Task – Output the full listing below exactly, without the pictures.

The data –
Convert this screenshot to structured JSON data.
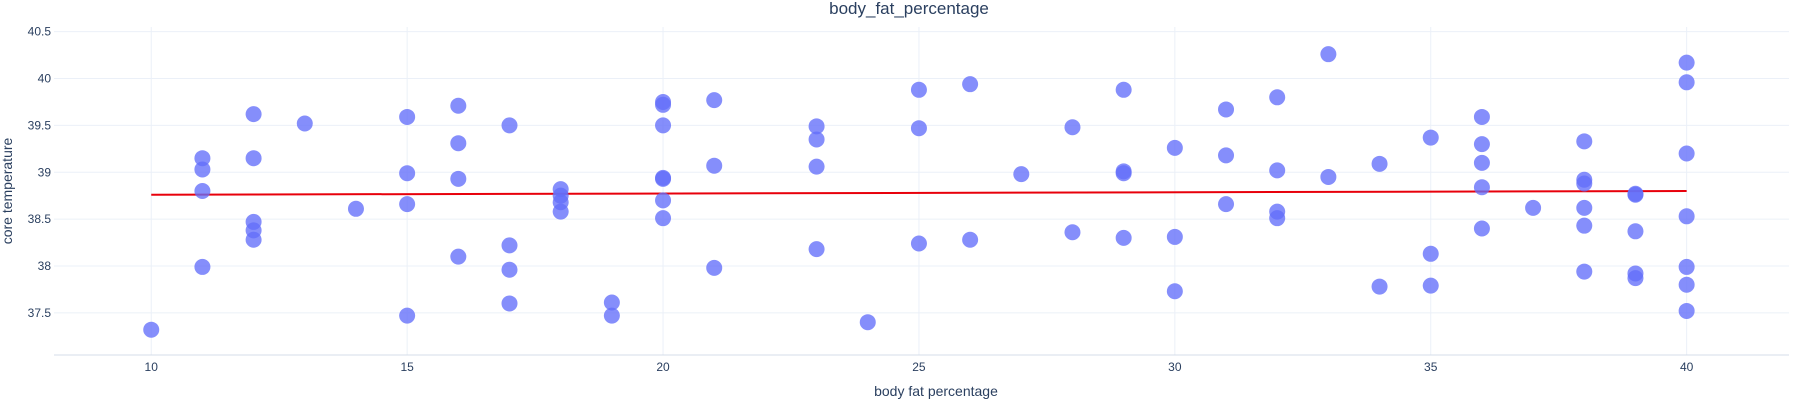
{
  "chart_data": {
    "type": "scatter",
    "title": "body_fat_percentage",
    "xlabel": "body fat percentage",
    "ylabel": "core temperature",
    "xlim": [
      8.1,
      42
    ],
    "ylim": [
      37.05,
      40.55
    ],
    "xticks": [
      10,
      15,
      20,
      25,
      30,
      35,
      40
    ],
    "xtick_labels": [
      "10",
      "15",
      "20",
      "25",
      "30",
      "35",
      "40"
    ],
    "yticks": [
      37.5,
      38,
      38.5,
      39,
      39.5,
      40,
      40.5
    ],
    "ytick_labels": [
      "37.5",
      "38",
      "38.5",
      "39",
      "39.5",
      "40",
      "40.5"
    ],
    "grid": true,
    "marker_color": "#636efa",
    "trendline_color": "#e8000b",
    "trendline": {
      "x": [
        10,
        40
      ],
      "y": [
        38.76,
        38.8
      ]
    },
    "points": [
      {
        "x": 10,
        "y": 37.32
      },
      {
        "x": 11,
        "y": 39.15
      },
      {
        "x": 11,
        "y": 39.03
      },
      {
        "x": 11,
        "y": 38.8
      },
      {
        "x": 11,
        "y": 37.99
      },
      {
        "x": 12,
        "y": 39.62
      },
      {
        "x": 12,
        "y": 39.15
      },
      {
        "x": 12,
        "y": 38.47
      },
      {
        "x": 12,
        "y": 38.38
      },
      {
        "x": 12,
        "y": 38.28
      },
      {
        "x": 13,
        "y": 39.52
      },
      {
        "x": 14,
        "y": 38.61
      },
      {
        "x": 15,
        "y": 39.59
      },
      {
        "x": 15,
        "y": 38.99
      },
      {
        "x": 15,
        "y": 38.66
      },
      {
        "x": 15,
        "y": 37.47
      },
      {
        "x": 16,
        "y": 39.71
      },
      {
        "x": 16,
        "y": 39.31
      },
      {
        "x": 16,
        "y": 38.93
      },
      {
        "x": 16,
        "y": 38.1
      },
      {
        "x": 17,
        "y": 39.5
      },
      {
        "x": 17,
        "y": 38.22
      },
      {
        "x": 17,
        "y": 37.96
      },
      {
        "x": 17,
        "y": 37.6
      },
      {
        "x": 18,
        "y": 38.82
      },
      {
        "x": 18,
        "y": 38.75
      },
      {
        "x": 18,
        "y": 38.68
      },
      {
        "x": 18,
        "y": 38.58
      },
      {
        "x": 19,
        "y": 37.61
      },
      {
        "x": 19,
        "y": 37.47
      },
      {
        "x": 20,
        "y": 39.75
      },
      {
        "x": 20,
        "y": 39.72
      },
      {
        "x": 20,
        "y": 39.5
      },
      {
        "x": 20,
        "y": 38.94
      },
      {
        "x": 20,
        "y": 38.93
      },
      {
        "x": 20,
        "y": 38.7
      },
      {
        "x": 20,
        "y": 38.51
      },
      {
        "x": 21,
        "y": 39.77
      },
      {
        "x": 21,
        "y": 39.07
      },
      {
        "x": 21,
        "y": 37.98
      },
      {
        "x": 23,
        "y": 39.49
      },
      {
        "x": 23,
        "y": 39.35
      },
      {
        "x": 23,
        "y": 39.06
      },
      {
        "x": 23,
        "y": 38.18
      },
      {
        "x": 24,
        "y": 37.4
      },
      {
        "x": 25,
        "y": 39.88
      },
      {
        "x": 25,
        "y": 39.47
      },
      {
        "x": 25,
        "y": 38.24
      },
      {
        "x": 26,
        "y": 39.94
      },
      {
        "x": 26,
        "y": 38.28
      },
      {
        "x": 27,
        "y": 38.98
      },
      {
        "x": 28,
        "y": 39.48
      },
      {
        "x": 28,
        "y": 38.36
      },
      {
        "x": 29,
        "y": 39.88
      },
      {
        "x": 29,
        "y": 39.01
      },
      {
        "x": 29,
        "y": 38.99
      },
      {
        "x": 29,
        "y": 38.3
      },
      {
        "x": 30,
        "y": 39.26
      },
      {
        "x": 30,
        "y": 38.31
      },
      {
        "x": 30,
        "y": 37.73
      },
      {
        "x": 31,
        "y": 39.67
      },
      {
        "x": 31,
        "y": 39.18
      },
      {
        "x": 31,
        "y": 38.66
      },
      {
        "x": 32,
        "y": 39.8
      },
      {
        "x": 32,
        "y": 39.02
      },
      {
        "x": 32,
        "y": 38.58
      },
      {
        "x": 32,
        "y": 38.51
      },
      {
        "x": 33,
        "y": 40.26
      },
      {
        "x": 33,
        "y": 38.95
      },
      {
        "x": 34,
        "y": 39.09
      },
      {
        "x": 34,
        "y": 37.78
      },
      {
        "x": 35,
        "y": 39.37
      },
      {
        "x": 35,
        "y": 38.13
      },
      {
        "x": 35,
        "y": 37.79
      },
      {
        "x": 36,
        "y": 39.59
      },
      {
        "x": 36,
        "y": 39.3
      },
      {
        "x": 36,
        "y": 39.1
      },
      {
        "x": 36,
        "y": 38.84
      },
      {
        "x": 36,
        "y": 38.4
      },
      {
        "x": 37,
        "y": 38.62
      },
      {
        "x": 38,
        "y": 39.33
      },
      {
        "x": 38,
        "y": 38.92
      },
      {
        "x": 38,
        "y": 38.88
      },
      {
        "x": 38,
        "y": 38.62
      },
      {
        "x": 38,
        "y": 38.43
      },
      {
        "x": 38,
        "y": 37.94
      },
      {
        "x": 39,
        "y": 38.77
      },
      {
        "x": 39,
        "y": 38.76
      },
      {
        "x": 39,
        "y": 38.37
      },
      {
        "x": 39,
        "y": 37.92
      },
      {
        "x": 39,
        "y": 37.87
      },
      {
        "x": 40,
        "y": 40.17
      },
      {
        "x": 40,
        "y": 39.96
      },
      {
        "x": 40,
        "y": 39.2
      },
      {
        "x": 40,
        "y": 38.53
      },
      {
        "x": 40,
        "y": 37.99
      },
      {
        "x": 40,
        "y": 37.8
      },
      {
        "x": 40,
        "y": 37.52
      }
    ]
  }
}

Worked answer –
Convert this screenshot to structured JSON data.
{
  "chart_data": {
    "type": "scatter",
    "title": "body_fat_percentage",
    "xlabel": "body fat percentage",
    "ylabel": "core temperature",
    "xlim": [
      8.1,
      42
    ],
    "ylim": [
      37.05,
      40.55
    ],
    "xticks": [
      10,
      15,
      20,
      25,
      30,
      35,
      40
    ],
    "xtick_labels": [
      "10",
      "15",
      "20",
      "25",
      "30",
      "35",
      "40"
    ],
    "yticks": [
      37.5,
      38,
      38.5,
      39,
      39.5,
      40,
      40.5
    ],
    "ytick_labels": [
      "37.5",
      "38",
      "38.5",
      "39",
      "39.5",
      "40",
      "40.5"
    ],
    "grid": true,
    "marker_color": "#636efa",
    "trendline_color": "#e8000b",
    "trendline": {
      "x": [
        10,
        40
      ],
      "y": [
        38.76,
        38.8
      ]
    },
    "points": [
      {
        "x": 10,
        "y": 37.32
      },
      {
        "x": 11,
        "y": 39.15
      },
      {
        "x": 11,
        "y": 39.03
      },
      {
        "x": 11,
        "y": 38.8
      },
      {
        "x": 11,
        "y": 37.99
      },
      {
        "x": 12,
        "y": 39.62
      },
      {
        "x": 12,
        "y": 39.15
      },
      {
        "x": 12,
        "y": 38.47
      },
      {
        "x": 12,
        "y": 38.38
      },
      {
        "x": 12,
        "y": 38.28
      },
      {
        "x": 13,
        "y": 39.52
      },
      {
        "x": 14,
        "y": 38.61
      },
      {
        "x": 15,
        "y": 39.59
      },
      {
        "x": 15,
        "y": 38.99
      },
      {
        "x": 15,
        "y": 38.66
      },
      {
        "x": 15,
        "y": 37.47
      },
      {
        "x": 16,
        "y": 39.71
      },
      {
        "x": 16,
        "y": 39.31
      },
      {
        "x": 16,
        "y": 38.93
      },
      {
        "x": 16,
        "y": 38.1
      },
      {
        "x": 17,
        "y": 39.5
      },
      {
        "x": 17,
        "y": 38.22
      },
      {
        "x": 17,
        "y": 37.96
      },
      {
        "x": 17,
        "y": 37.6
      },
      {
        "x": 18,
        "y": 38.82
      },
      {
        "x": 18,
        "y": 38.75
      },
      {
        "x": 18,
        "y": 38.68
      },
      {
        "x": 18,
        "y": 38.58
      },
      {
        "x": 19,
        "y": 37.61
      },
      {
        "x": 19,
        "y": 37.47
      },
      {
        "x": 20,
        "y": 39.75
      },
      {
        "x": 20,
        "y": 39.72
      },
      {
        "x": 20,
        "y": 39.5
      },
      {
        "x": 20,
        "y": 38.94
      },
      {
        "x": 20,
        "y": 38.93
      },
      {
        "x": 20,
        "y": 38.7
      },
      {
        "x": 20,
        "y": 38.51
      },
      {
        "x": 21,
        "y": 39.77
      },
      {
        "x": 21,
        "y": 39.07
      },
      {
        "x": 21,
        "y": 37.98
      },
      {
        "x": 23,
        "y": 39.49
      },
      {
        "x": 23,
        "y": 39.35
      },
      {
        "x": 23,
        "y": 39.06
      },
      {
        "x": 23,
        "y": 38.18
      },
      {
        "x": 24,
        "y": 37.4
      },
      {
        "x": 25,
        "y": 39.88
      },
      {
        "x": 25,
        "y": 39.47
      },
      {
        "x": 25,
        "y": 38.24
      },
      {
        "x": 26,
        "y": 39.94
      },
      {
        "x": 26,
        "y": 38.28
      },
      {
        "x": 27,
        "y": 38.98
      },
      {
        "x": 28,
        "y": 39.48
      },
      {
        "x": 28,
        "y": 38.36
      },
      {
        "x": 29,
        "y": 39.88
      },
      {
        "x": 29,
        "y": 39.01
      },
      {
        "x": 29,
        "y": 38.99
      },
      {
        "x": 29,
        "y": 38.3
      },
      {
        "x": 30,
        "y": 39.26
      },
      {
        "x": 30,
        "y": 38.31
      },
      {
        "x": 30,
        "y": 37.73
      },
      {
        "x": 31,
        "y": 39.67
      },
      {
        "x": 31,
        "y": 39.18
      },
      {
        "x": 31,
        "y": 38.66
      },
      {
        "x": 32,
        "y": 39.8
      },
      {
        "x": 32,
        "y": 39.02
      },
      {
        "x": 32,
        "y": 38.58
      },
      {
        "x": 32,
        "y": 38.51
      },
      {
        "x": 33,
        "y": 40.26
      },
      {
        "x": 33,
        "y": 38.95
      },
      {
        "x": 34,
        "y": 39.09
      },
      {
        "x": 34,
        "y": 37.78
      },
      {
        "x": 35,
        "y": 39.37
      },
      {
        "x": 35,
        "y": 38.13
      },
      {
        "x": 35,
        "y": 37.79
      },
      {
        "x": 36,
        "y": 39.59
      },
      {
        "x": 36,
        "y": 39.3
      },
      {
        "x": 36,
        "y": 39.1
      },
      {
        "x": 36,
        "y": 38.84
      },
      {
        "x": 36,
        "y": 38.4
      },
      {
        "x": 37,
        "y": 38.62
      },
      {
        "x": 38,
        "y": 39.33
      },
      {
        "x": 38,
        "y": 38.92
      },
      {
        "x": 38,
        "y": 38.88
      },
      {
        "x": 38,
        "y": 38.62
      },
      {
        "x": 38,
        "y": 38.43
      },
      {
        "x": 38,
        "y": 37.94
      },
      {
        "x": 39,
        "y": 38.77
      },
      {
        "x": 39,
        "y": 38.76
      },
      {
        "x": 39,
        "y": 38.37
      },
      {
        "x": 39,
        "y": 37.92
      },
      {
        "x": 39,
        "y": 37.87
      },
      {
        "x": 40,
        "y": 40.17
      },
      {
        "x": 40,
        "y": 39.96
      },
      {
        "x": 40,
        "y": 39.2
      },
      {
        "x": 40,
        "y": 38.53
      },
      {
        "x": 40,
        "y": 37.99
      },
      {
        "x": 40,
        "y": 37.8
      },
      {
        "x": 40,
        "y": 37.52
      }
    ]
  }
}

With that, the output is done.